*Stated problem:* Reproduce every record exactly as it appears, but not the pictures.

*Extracted material:*
---

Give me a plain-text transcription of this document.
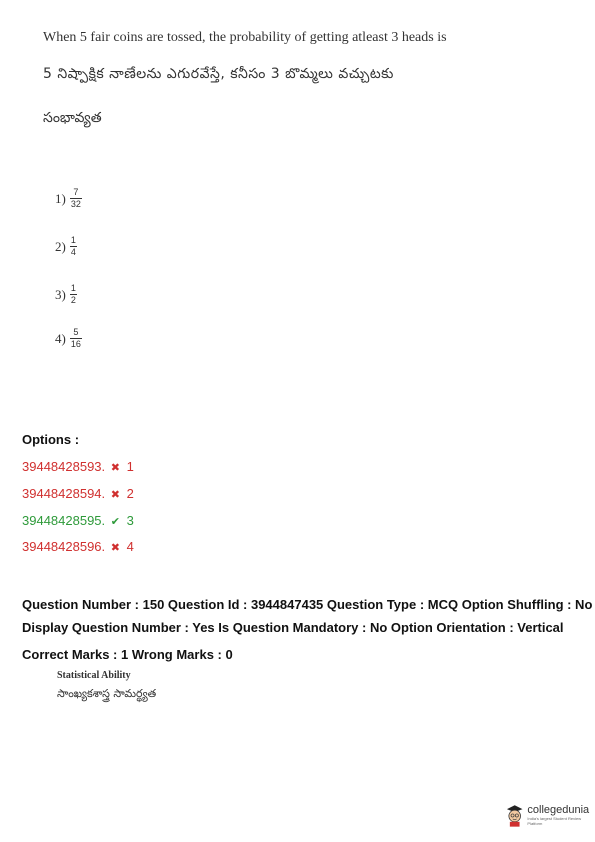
When 5 fair coins are tossed, the probability of getting atleast 3 heads is
5 నిష్పాక్షిక నాణేలను ఎగురవేస్తే, కనీసం 3 బొమ్మలు వచ్చుటకు
సంభావ్యత
$1) \frac{7}{32}$
$2) \frac{1}{4}$
$3) \frac{1}{2}$
$4) \frac{5}{16}$
Options :
39448428593. ✖ 1
39448428594. ✖ 2
39448428595. ✔ 3
39448428596. ✖ 4
Question Number : 150 Question Id : 3944847435 Question Type : MCQ Option Shuffling : No
Display Question Number : Yes Is Question Mandatory : No Option Orientation : Vertical
Correct Marks : 1 Wrong Marks : 0
Statistical Ability
సాంఖ్యకశాస్త్ర సామర్థ్యత
collegedunia
India's largest Student Review Platform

---

*Output of the task:*
Give me a plain-text transcription of this document.
When 5 fair coins are tossed, the probability of getting atleast 3 heads is
5 నిష్పాక్షిక నాణేలను ఎగురవేస్తే, కనీసం 3 బొమ్మలు వచ్చుటకు
సంభావ్యత
$1) \frac{7}{32}$
$2) \frac{1}{4}$
$3) \frac{1}{2}$
$4) \frac{5}{16}$
Options :
39448428593. ✖ 1
39448428594. ✖ 2
39448428595. ✔ 3
39448428596. ✖ 4
Question Number : 150 Question Id : 3944847435 Question Type : MCQ Option Shuffling : No
Display Question Number : Yes Is Question Mandatory : No Option Orientation : Vertical
Correct Marks : 1 Wrong Marks : 0
Statistical Ability
సాంఖ్యకశాస్త్ర సామర్థ్యత
collegedunia
India's largest Student Review Platform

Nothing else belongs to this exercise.